*AIM OF THE TASK*
List all the lines in these records that hold "true".

****************

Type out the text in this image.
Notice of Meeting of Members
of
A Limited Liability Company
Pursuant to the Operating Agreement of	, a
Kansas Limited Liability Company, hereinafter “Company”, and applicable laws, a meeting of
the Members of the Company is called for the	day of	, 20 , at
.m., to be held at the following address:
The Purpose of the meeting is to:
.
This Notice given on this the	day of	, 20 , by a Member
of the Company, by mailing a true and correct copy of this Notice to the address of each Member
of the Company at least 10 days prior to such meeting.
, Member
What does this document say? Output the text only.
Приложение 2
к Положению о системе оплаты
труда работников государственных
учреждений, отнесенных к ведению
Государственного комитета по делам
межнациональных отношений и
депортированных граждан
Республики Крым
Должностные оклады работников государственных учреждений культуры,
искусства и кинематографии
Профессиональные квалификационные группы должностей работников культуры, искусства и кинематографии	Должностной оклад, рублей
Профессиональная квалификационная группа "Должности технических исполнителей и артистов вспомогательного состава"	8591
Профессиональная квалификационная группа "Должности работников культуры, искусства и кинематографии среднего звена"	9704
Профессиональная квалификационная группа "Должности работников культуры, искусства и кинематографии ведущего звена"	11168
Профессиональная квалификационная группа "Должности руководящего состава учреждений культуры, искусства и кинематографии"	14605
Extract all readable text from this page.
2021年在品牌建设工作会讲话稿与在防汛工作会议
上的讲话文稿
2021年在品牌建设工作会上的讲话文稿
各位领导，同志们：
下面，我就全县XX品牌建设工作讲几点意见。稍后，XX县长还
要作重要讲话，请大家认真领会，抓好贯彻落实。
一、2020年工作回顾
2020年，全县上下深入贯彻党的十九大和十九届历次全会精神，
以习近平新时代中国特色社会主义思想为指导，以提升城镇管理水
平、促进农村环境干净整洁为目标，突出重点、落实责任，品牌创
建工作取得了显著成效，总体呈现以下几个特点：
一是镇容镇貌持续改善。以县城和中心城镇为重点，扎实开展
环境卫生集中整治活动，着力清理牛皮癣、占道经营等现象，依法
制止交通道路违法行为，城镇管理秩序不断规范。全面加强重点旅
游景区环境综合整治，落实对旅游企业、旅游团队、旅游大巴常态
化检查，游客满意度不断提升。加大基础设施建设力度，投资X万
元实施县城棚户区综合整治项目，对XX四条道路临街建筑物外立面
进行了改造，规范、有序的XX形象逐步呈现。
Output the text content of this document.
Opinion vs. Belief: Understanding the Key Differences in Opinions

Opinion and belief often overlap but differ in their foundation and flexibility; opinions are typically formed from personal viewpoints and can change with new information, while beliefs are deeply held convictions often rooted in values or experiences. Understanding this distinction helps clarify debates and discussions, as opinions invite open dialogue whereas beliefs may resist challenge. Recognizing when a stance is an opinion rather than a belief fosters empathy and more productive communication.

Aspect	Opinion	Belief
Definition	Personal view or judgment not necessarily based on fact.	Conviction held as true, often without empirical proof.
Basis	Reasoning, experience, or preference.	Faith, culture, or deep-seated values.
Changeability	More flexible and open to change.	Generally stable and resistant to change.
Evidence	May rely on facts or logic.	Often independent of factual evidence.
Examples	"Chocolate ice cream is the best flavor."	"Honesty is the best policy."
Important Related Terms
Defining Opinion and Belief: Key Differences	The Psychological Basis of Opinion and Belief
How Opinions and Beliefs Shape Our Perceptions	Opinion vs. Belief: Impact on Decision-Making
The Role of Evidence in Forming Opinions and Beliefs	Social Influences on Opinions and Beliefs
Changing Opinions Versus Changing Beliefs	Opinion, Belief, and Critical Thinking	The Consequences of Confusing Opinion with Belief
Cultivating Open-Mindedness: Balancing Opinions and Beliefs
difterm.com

****************

*EXERCISE RESULT*
of the Company, by mailing a true and correct copy of this Notice to the address of each Member
Definition	Personal view or judgment not necessarily based on fact.	Conviction held as true, often without empirical proof.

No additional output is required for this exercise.